Activité: Relevez, dans l'ordre où elles apparaissent, toutes les années citées dans le texte étudié.

Entre accusations graves, nouvelles plaintes et impact sur son image publique, la situation suscite de nombreuses réactions et relance le débat sur la responsabilité des personnalités médiatiques.
Depuis plusieurs jours, Patrick Bruel fait face à des accusations de violences sexuelles relayées par plusieurs médias. Huit femmes évoqueraient des faits présumés s’étalant sur plusieurs années, entre 1992 et 2019, dont l’une affirme avoir été mineure au moment des faits. Ces révélations ont rapidement provoqué une vive réaction dans l’opinion publique.
Une nouvelle plainte pour agression sexuelle

Une nouvelle accusation est venue s’ajouter à ce dossier déjà sensible. Une attachée de presse a récemment déposé plainte, évoquant des faits présumés survenus en 2010 à Bruxelles, dans le cadre de la promotion d’un film. Selon son témoignage, des gestes inappropriés auraient eu lieu en coulisses, sans consentement. Cette démarche judiciaire relance l’attention autour de l’affaire.
Une procédure relancée après des années
La plaignante affirme avoir déjà engagé une première action à l’époque, avant de se rétracter. Elle a aujourd’hui choisi de saisir à nouveau la justice, estimant nécessaire de faire entendre sa version des faits, dans un contexte où la parole des victimes est davantage prise en compte. Cette évolution illustre un phénomène plus large observé ces dernières années.

Données disponibles:
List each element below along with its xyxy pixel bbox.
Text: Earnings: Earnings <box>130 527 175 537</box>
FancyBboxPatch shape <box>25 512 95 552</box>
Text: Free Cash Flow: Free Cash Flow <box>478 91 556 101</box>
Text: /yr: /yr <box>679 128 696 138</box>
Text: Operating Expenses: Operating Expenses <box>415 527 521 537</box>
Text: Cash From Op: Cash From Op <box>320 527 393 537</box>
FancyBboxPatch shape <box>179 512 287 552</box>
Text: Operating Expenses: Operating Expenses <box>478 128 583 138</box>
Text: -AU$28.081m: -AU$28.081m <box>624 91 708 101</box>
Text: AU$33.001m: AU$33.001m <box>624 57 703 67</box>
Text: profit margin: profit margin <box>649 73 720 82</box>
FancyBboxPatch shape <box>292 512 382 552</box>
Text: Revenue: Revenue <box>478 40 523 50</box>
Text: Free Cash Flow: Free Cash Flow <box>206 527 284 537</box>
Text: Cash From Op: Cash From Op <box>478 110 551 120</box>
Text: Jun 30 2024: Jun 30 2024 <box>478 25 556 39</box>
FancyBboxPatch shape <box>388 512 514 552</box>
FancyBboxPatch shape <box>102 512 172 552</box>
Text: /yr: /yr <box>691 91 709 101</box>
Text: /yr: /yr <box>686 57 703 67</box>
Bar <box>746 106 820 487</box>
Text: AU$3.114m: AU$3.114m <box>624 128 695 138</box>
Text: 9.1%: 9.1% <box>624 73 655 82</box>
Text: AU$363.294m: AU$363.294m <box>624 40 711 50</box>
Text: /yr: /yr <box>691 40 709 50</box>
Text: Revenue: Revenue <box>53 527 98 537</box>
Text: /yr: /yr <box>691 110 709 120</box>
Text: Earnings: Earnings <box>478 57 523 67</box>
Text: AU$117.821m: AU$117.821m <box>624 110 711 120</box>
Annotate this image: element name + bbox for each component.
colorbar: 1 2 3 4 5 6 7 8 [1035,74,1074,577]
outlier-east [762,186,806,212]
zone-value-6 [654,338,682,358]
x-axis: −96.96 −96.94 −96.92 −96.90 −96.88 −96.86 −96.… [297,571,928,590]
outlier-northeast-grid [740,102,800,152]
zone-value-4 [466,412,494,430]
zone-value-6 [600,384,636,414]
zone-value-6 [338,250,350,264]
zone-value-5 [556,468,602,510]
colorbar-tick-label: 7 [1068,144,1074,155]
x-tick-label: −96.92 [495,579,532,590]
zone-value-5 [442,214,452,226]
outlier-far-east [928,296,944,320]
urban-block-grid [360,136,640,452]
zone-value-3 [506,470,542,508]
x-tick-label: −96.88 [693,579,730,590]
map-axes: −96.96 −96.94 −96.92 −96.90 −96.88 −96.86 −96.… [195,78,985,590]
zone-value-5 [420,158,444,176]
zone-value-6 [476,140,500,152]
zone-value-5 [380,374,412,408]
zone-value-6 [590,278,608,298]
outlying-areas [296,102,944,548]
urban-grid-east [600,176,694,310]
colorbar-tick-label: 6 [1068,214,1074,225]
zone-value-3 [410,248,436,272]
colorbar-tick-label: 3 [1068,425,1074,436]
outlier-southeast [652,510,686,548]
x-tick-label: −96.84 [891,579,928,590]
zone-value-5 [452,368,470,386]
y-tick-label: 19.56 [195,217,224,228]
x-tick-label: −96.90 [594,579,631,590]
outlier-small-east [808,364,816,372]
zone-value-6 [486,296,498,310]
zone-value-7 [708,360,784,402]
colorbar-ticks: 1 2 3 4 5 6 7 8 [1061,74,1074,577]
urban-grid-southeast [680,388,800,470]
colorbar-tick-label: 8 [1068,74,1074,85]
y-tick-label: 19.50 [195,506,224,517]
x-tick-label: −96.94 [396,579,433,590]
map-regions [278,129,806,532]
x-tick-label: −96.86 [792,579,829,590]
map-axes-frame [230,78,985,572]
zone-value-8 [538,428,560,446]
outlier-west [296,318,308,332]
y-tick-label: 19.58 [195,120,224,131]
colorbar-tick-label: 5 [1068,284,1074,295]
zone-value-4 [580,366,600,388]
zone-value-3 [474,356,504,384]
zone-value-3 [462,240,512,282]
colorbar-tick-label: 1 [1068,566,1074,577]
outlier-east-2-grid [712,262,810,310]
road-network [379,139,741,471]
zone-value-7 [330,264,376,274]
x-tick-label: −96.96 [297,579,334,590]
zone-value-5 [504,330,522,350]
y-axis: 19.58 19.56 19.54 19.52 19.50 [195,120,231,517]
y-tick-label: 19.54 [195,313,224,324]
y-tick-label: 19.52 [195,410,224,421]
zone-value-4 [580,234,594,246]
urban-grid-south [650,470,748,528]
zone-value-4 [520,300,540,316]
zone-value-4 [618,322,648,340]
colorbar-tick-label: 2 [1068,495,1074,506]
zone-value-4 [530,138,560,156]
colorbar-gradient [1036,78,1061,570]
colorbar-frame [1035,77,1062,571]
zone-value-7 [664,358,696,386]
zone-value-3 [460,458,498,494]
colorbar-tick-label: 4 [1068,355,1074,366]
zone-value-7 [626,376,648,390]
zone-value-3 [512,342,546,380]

Réponse finale: 1992, 2019, 2010